• _Records shown_
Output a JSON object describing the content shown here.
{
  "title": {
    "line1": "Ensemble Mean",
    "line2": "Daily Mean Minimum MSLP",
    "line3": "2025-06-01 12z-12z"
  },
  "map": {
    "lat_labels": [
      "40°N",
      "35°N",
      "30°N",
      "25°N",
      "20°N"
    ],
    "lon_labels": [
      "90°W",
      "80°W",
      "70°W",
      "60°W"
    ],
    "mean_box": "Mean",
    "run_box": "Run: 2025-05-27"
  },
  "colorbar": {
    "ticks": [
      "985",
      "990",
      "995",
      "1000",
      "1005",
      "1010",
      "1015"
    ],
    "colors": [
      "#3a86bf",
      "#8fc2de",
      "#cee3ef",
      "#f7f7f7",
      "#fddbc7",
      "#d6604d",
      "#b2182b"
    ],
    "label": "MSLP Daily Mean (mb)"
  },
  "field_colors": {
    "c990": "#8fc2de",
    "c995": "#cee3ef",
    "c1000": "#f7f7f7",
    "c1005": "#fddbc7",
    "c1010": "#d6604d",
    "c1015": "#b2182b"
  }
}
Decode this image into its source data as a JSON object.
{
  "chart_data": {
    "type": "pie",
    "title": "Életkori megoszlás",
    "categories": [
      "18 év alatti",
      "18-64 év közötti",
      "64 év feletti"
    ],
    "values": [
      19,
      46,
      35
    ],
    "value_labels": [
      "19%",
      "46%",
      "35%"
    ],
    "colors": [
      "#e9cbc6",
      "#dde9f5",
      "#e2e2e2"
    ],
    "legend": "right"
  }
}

• _Aim_
Copy each line of the data exactly, leaving nothing out.

• _Result for this task_
Output a JSON object describing the content shown here.
{
  "title": {
    "line1": "Ensemble Mean",
    "line2": "Daily Mean Minimum MSLP",
    "line3": "2025-06-01 12z-12z"
  },
  "map": {
    "lat_labels": [
      "40°N",
      "35°N",
      "30°N",
      "25°N",
      "20°N"
    ],
    "lon_labels": [
      "90°W",
      "80°W",
      "70°W",
      "60°W"
    ],
    "mean_box": "Mean",
    "run_box": "Run: 2025-05-27"
  },
  "colorbar": {
    "ticks": [
      "985",
      "990",
      "995",
      "1000",
      "1005",
      "1010",
      "1015"
    ],
    "colors": [
      "#3a86bf",
      "#8fc2de",
      "#cee3ef",
      "#f7f7f7",
      "#fddbc7",
      "#d6604d",
      "#b2182b"
    ],
    "label": "MSLP Daily Mean (mb)"
  },
  "field_colors": {
    "c990": "#8fc2de",
    "c995": "#cee3ef",
    "c1000": "#f7f7f7",
    "c1005": "#fddbc7",
    "c1010": "#d6604d",
    "c1015": "#b2182b"
  }
}
Decode this image into its source data as a JSON object.
{
  "chart_data": {
    "type": "pie",
    "title": "Életkori megoszlás",
    "categories": [
      "18 év alatti",
      "18-64 év közötti",
      "64 év feletti"
    ],
    "values": [
      19,
      46,
      35
    ],
    "value_labels": [
      "19%",
      "46%",
      "35%"
    ],
    "colors": [
      "#e9cbc6",
      "#dde9f5",
      "#e2e2e2"
    ],
    "legend": "right"
  }
}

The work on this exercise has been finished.